_STATED TASK:_ Extract the lines that carry the string "Respublikasini" from the listing.

(Data excerpts)
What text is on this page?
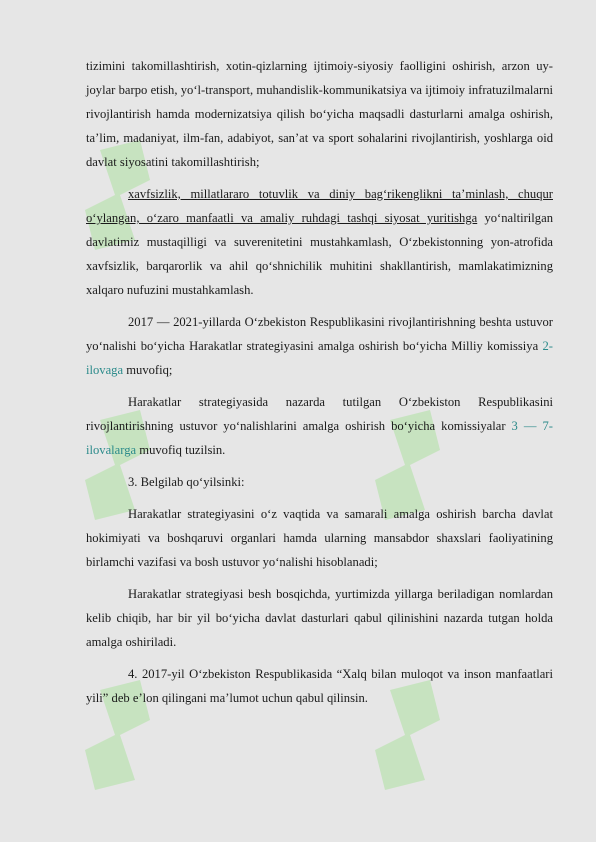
tizimini takomillashtirish, xotin-qizlarning ijtimoiy-siyosiy faolligini oshirish, arzon uy-joylar barpo etish, yo‘l-transport, muhandislik-kommunikatsiya va ijtimoiy infratuzilmalarni rivojlantirish hamda modernizatsiya qilish bo‘yicha maqsadli dasturlarni amalga oshirish, ta’lim, madaniyat, ilm-fan, adabiyot, san’at va sport sohalarini rivojlantirish, yoshlarga oid davlat siyosatini takomillashtirish;

xavfsizlik, millatlararo totuvlik va diniy bag‘rikenglikni ta’minlash, chuqur o‘ylangan, o‘zaro manfaatli va amaliy ruhdagi tashqi siyosat yuritishga yo‘naltirilgan davlatimiz mustaqilligi va suverenitetini mustahkamlash, O‘zbekistonning yon-atrofida xavfsizlik, barqarorlik va ahil qo‘shnichilik muhitini shakllantirish, mamlakatimizning xalqaro nufuzini mustahkamlash.

2017 — 2021-yillarda O‘zbekiston Respublikasini rivojlantirishning beshta ustuvor yo‘nalishi bo‘yicha Harakatlar strategiyasini amalga oshirish bo‘yicha Milliy komissiya 2-ilovaga muvofiq;

Harakatlar strategiyasida nazarda tutilgan O‘zbekiston Respublikasini rivojlantirishning ustuvor yo‘nalishlarini amalga oshirish bo‘yicha komissiyalar 3 — 7-ilovalarga muvofiq tuzilsin.

3. Belgilab qo‘yilsinki:

Harakatlar strategiyasini o‘z vaqtida va samarali amalga oshirish barcha davlat hokimiyati va boshqaruvi organlari hamda ularning mansabdor shaxslari faoliyatining birlamchi vazifasi va bosh ustuvor yo‘nalishi hisoblanadi;

Harakatlar strategiyasi besh bosqichda, yurtimizda yillarga beriladigan nomlardan kelib chiqib, har bir yil bo‘yicha davlat dasturlari qabul qilinishini nazarda tutgan holda amalga oshiriladi.

4. 2017-yil O‘zbekiston Respublikasida “Xalq bilan muloqot va inson manfaatlari yili” deb e’lon qilingani ma’lumot uchun qabul qilinsin.
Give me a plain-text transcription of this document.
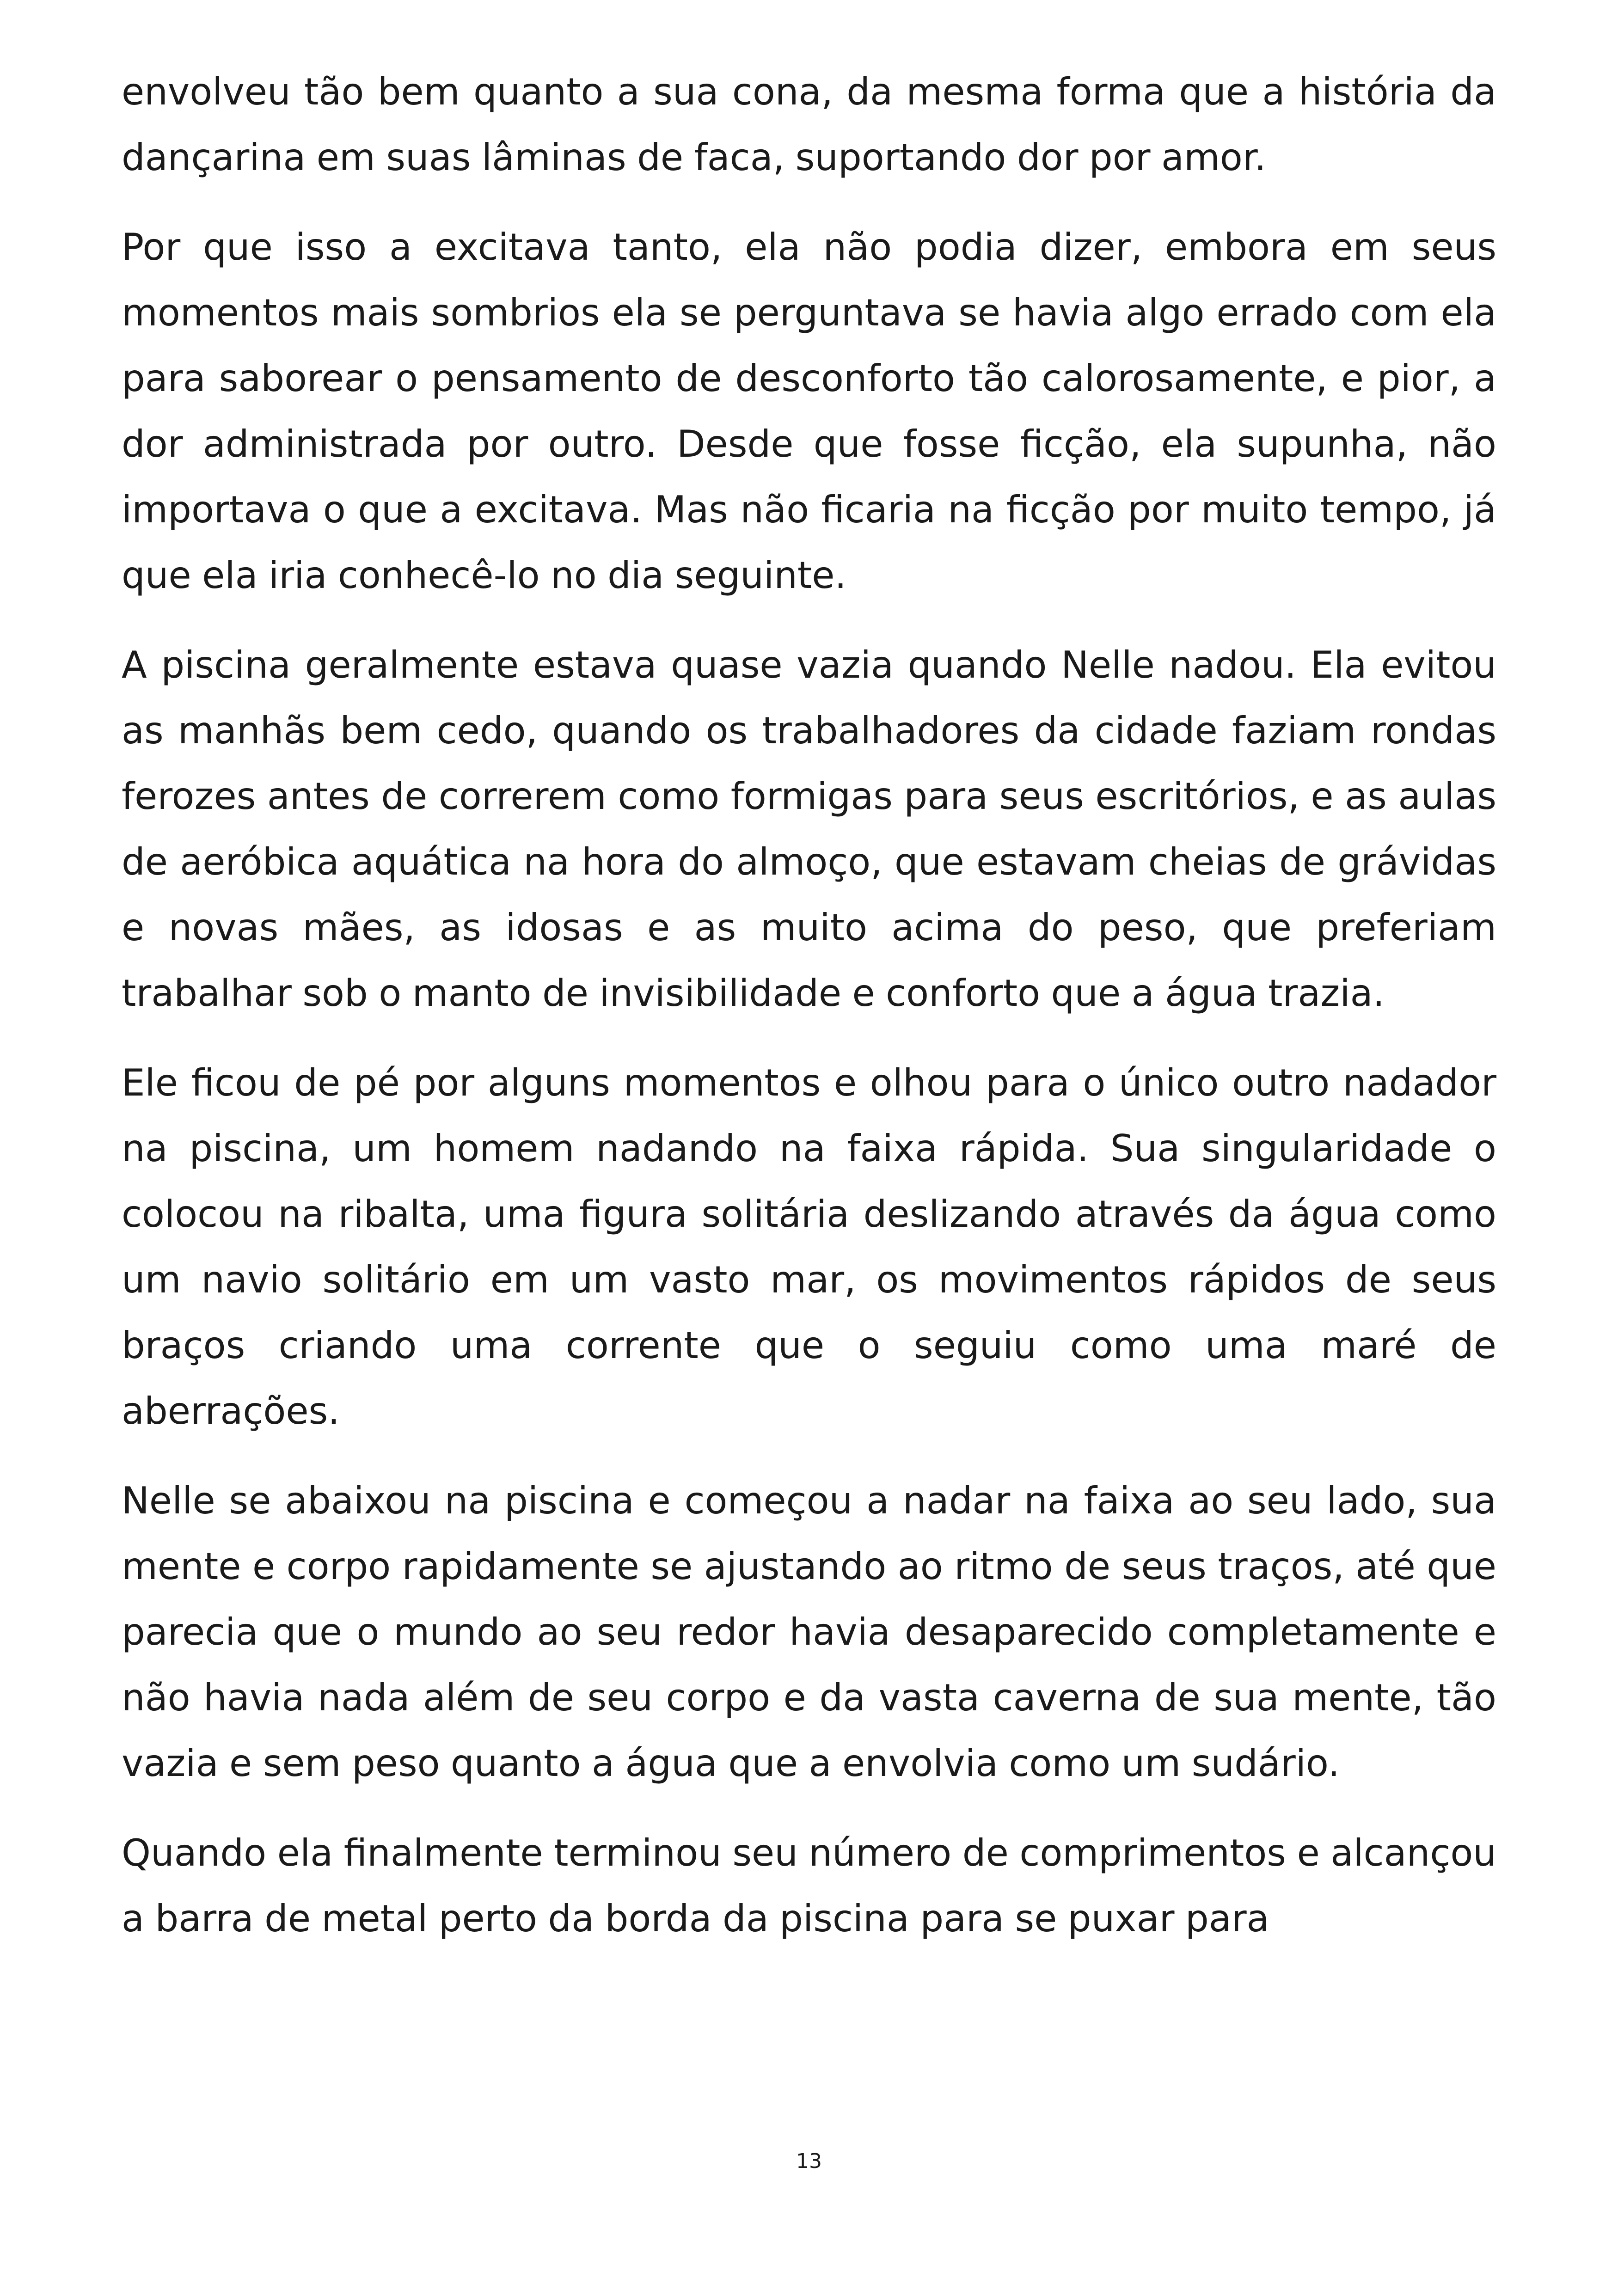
envolveu tão bem quanto a sua cona, da mesma forma que a história da dançarina em suas lâminas de faca, suportando dor por amor.

Por que isso a excitava tanto, ela não podia dizer, embora em seus momentos mais sombrios ela se perguntava se havia algo errado com ela para saborear o pensamento de desconforto tão calorosamente, e pior, a dor administrada por outro. Desde que fosse ficção, ela supunha, não importava o que a excitava. Mas não ficaria na ficção por muito tempo, já que ela iria conhecê-lo no dia seguinte.

A piscina geralmente estava quase vazia quando Nelle nadou. Ela evitou as manhãs bem cedo, quando os trabalhadores da cidade faziam rondas ferozes antes de correrem como formigas para seus escritórios, e as aulas de aeróbica aquática na hora do almoço, que estavam cheias de grávidas e novas mães, as idosas e as muito acima do peso, que preferiam trabalhar sob o manto de invisibilidade e conforto que a água trazia.

Ele ficou de pé por alguns momentos e olhou para o único outro nadador na piscina, um homem nadando na faixa rápida. Sua singularidade o colocou na ribalta, uma figura solitária deslizando através da água como um navio solitário em um vasto mar, os movimentos rápidos de seus braços criando uma corrente que o seguiu como uma maré de aberrações.

Nelle se abaixou na piscina e começou a nadar na faixa ao seu lado, sua mente e corpo rapidamente se ajustando ao ritmo de seus traços, até que parecia que o mundo ao seu redor havia desaparecido completamente e não havia nada além de seu corpo e da vasta caverna de sua mente, tão vazia e sem peso quanto a água que a envolvia como um sudário.

Quando ela finalmente terminou seu número de comprimentos e alcançou a barra de metal perto da borda da piscina para se puxar para

13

_RESULT:_
2017 — 2021-yillarda O‘zbekiston Respublikasini rivojlantirishning beshta ustuvor yo‘nalishi bo‘yicha Harakatlar strategiyasini amalga oshirish bo‘yicha Milliy komissiya 2-ilovaga muvofiq;
Harakatlar strategiyasida nazarda tutilgan O‘zbekiston Respublikasini rivojlantirishning ustuvor yo‘nalishlarini amalga oshirish bo‘yicha komissiyalar 3 — 7-ilovalarga muvofiq tuzilsin.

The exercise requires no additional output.